----- Data for processing
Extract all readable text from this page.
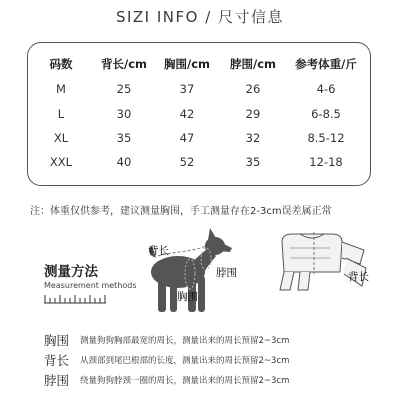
SIZI INFO / 尺寸信息
码数 背长/cm 胸围/cm 脖围/cm 参考体重/斤
M	25	37	26	4-6
L	30	42	29	6-8.5
XL	35	47	32	8.5-12
XXL	40	52	35	12-18
注：体重仅供参考，建议测量胸围，手工测量存在2-3cm误差属正常
测量方法
Measurement methods
背长
脖围
胸围
背长
胸围 测量狗狗胸部最宽的周长，测量出来的周长预留2~3cm
背长 从颈部到尾巴根部的长度，测量出来的周长预留2~3cm
脖围 绕量狗狗脖颈一圈的周长，测量出来的周长预留2~3cm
----------
Exercise requirements: Your task is to repeat the data above exactly while excluding the pictures.

Expected output:
Extract all readable text from this page.
SIZI INFO / 尺寸信息
码数 背长/cm 胸围/cm 脖围/cm 参考体重/斤
M	25	37	26	4-6
L	30	42	29	6-8.5
XL	35	47	32	8.5-12
XXL	40	52	35	12-18
注：体重仅供参考，建议测量胸围，手工测量存在2-3cm误差属正常
测量方法
Measurement methods
背长
脖围
胸围
背长
胸围 测量狗狗胸部最宽的周长，测量出来的周长预留2~3cm
背长 从颈部到尾巴根部的长度，测量出来的周长预留2~3cm
脖围 绕量狗狗脖颈一圈的周长，测量出来的周长预留2~3cm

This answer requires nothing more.